Exercise prompt:
Can you retype every line of the listing below word for word, omitting the pictures from your answer?

Dataset entries:
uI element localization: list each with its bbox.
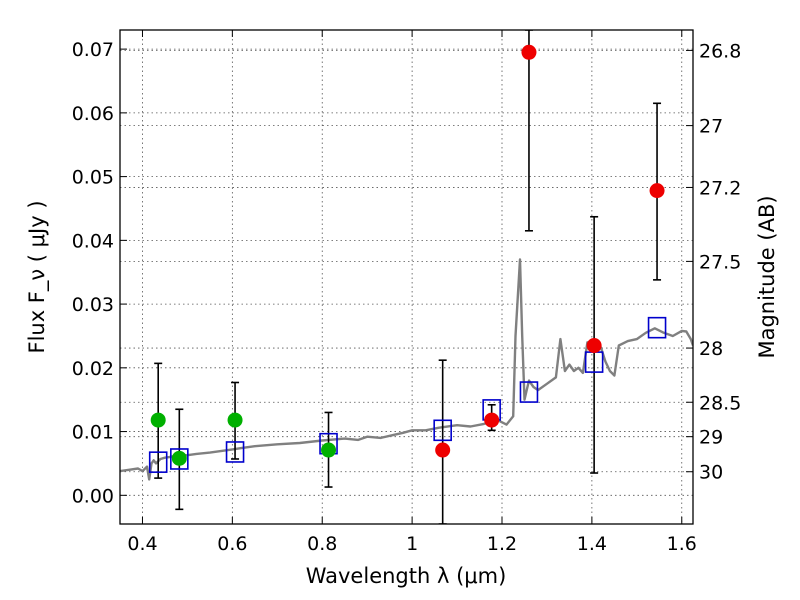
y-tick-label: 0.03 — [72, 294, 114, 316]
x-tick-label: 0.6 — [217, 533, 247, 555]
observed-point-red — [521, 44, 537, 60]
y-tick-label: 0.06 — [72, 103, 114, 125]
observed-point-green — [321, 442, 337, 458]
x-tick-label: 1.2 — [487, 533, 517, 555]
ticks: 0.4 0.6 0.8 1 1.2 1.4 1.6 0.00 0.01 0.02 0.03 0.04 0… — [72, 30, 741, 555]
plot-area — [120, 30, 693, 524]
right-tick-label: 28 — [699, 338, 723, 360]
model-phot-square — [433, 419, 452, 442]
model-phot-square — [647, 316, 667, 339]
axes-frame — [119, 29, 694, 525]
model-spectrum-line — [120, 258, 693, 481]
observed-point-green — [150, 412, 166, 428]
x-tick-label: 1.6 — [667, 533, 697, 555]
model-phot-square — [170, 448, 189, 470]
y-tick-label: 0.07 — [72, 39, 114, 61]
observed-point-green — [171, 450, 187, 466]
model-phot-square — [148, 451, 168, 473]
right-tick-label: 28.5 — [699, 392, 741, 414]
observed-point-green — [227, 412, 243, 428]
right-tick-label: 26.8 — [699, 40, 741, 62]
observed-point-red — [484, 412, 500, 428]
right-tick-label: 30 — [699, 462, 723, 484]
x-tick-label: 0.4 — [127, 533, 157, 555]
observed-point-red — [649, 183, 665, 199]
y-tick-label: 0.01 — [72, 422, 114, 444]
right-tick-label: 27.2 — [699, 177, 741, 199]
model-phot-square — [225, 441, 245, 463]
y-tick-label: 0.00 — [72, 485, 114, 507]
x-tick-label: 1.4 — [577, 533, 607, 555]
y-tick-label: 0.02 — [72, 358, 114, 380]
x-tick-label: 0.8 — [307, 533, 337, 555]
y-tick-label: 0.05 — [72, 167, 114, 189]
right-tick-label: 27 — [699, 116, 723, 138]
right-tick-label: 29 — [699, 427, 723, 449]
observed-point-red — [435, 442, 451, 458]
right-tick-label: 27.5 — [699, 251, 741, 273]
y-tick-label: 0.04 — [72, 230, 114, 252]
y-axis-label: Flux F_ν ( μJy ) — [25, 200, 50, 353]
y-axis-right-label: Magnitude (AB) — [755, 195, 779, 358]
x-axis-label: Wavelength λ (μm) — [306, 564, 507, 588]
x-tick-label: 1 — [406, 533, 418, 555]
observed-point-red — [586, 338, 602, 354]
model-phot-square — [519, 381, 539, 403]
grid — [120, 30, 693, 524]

Full answer:
uI element localization: list each with its bbox.
y-tick-label: 0.03 — [72, 294, 114, 316]
x-tick-label: 0.6 — [217, 533, 247, 555]
observed-point-red — [521, 44, 537, 60]
y-tick-label: 0.06 — [72, 103, 114, 125]
observed-point-green — [321, 442, 337, 458]
x-tick-label: 1.2 — [487, 533, 517, 555]
ticks: 0.4 0.6 0.8 1 1.2 1.4 1.6 0.00 0.01 0.02 0.03 0.04 0… — [72, 30, 741, 555]
plot-area — [120, 30, 693, 524]
right-tick-label: 28 — [699, 338, 723, 360]
model-phot-square — [433, 419, 452, 442]
model-phot-square — [647, 316, 667, 339]
axes-frame — [119, 29, 694, 525]
model-spectrum-line — [120, 258, 693, 481]
observed-point-green — [150, 412, 166, 428]
x-tick-label: 1.6 — [667, 533, 697, 555]
model-phot-square — [170, 448, 189, 470]
y-tick-label: 0.07 — [72, 39, 114, 61]
observed-point-green — [171, 450, 187, 466]
model-phot-square — [148, 451, 168, 473]
right-tick-label: 28.5 — [699, 392, 741, 414]
observed-point-green — [227, 412, 243, 428]
right-tick-label: 26.8 — [699, 40, 741, 62]
observed-point-red — [484, 412, 500, 428]
right-tick-label: 30 — [699, 462, 723, 484]
x-tick-label: 0.4 — [127, 533, 157, 555]
observed-point-red — [649, 183, 665, 199]
y-tick-label: 0.01 — [72, 422, 114, 444]
right-tick-label: 27.2 — [699, 177, 741, 199]
model-phot-square — [225, 441, 245, 463]
y-tick-label: 0.00 — [72, 485, 114, 507]
x-tick-label: 1.4 — [577, 533, 607, 555]
y-tick-label: 0.02 — [72, 358, 114, 380]
x-tick-label: 0.8 — [307, 533, 337, 555]
y-tick-label: 0.05 — [72, 167, 114, 189]
right-tick-label: 27 — [699, 116, 723, 138]
right-tick-label: 29 — [699, 427, 723, 449]
observed-point-red — [435, 442, 451, 458]
right-tick-label: 27.5 — [699, 251, 741, 273]
y-tick-label: 0.04 — [72, 230, 114, 252]
y-axis-label: Flux F_ν ( μJy ) — [25, 200, 50, 353]
y-axis-right-label: Magnitude (AB) — [755, 195, 779, 358]
x-axis-label: Wavelength λ (μm) — [306, 564, 507, 588]
x-tick-label: 1 — [406, 533, 418, 555]
observed-point-red — [586, 338, 602, 354]
model-phot-square — [519, 381, 539, 403]
grid — [120, 30, 693, 524]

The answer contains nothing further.